**Aim of the task:**
Collect all lines below with the string "Konversi".

**Input:**
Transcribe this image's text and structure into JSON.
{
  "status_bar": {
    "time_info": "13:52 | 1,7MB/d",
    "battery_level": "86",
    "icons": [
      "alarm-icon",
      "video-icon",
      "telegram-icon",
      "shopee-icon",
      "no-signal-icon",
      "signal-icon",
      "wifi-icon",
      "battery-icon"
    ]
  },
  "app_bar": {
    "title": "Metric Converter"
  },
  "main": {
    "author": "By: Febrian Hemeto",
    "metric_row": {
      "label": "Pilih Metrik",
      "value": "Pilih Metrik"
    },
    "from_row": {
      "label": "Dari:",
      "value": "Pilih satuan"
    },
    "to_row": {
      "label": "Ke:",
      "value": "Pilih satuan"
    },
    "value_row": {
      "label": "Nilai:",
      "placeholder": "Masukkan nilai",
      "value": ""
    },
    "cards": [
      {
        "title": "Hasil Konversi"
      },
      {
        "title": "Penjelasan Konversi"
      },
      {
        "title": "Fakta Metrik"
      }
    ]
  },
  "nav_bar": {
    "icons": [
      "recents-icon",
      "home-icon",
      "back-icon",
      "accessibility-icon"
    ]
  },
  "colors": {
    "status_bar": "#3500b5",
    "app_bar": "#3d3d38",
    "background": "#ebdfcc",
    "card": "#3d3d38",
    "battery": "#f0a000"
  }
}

**Task result:**
        "title": "Hasil Konversi"
        "title": "Penjelasan Konversi"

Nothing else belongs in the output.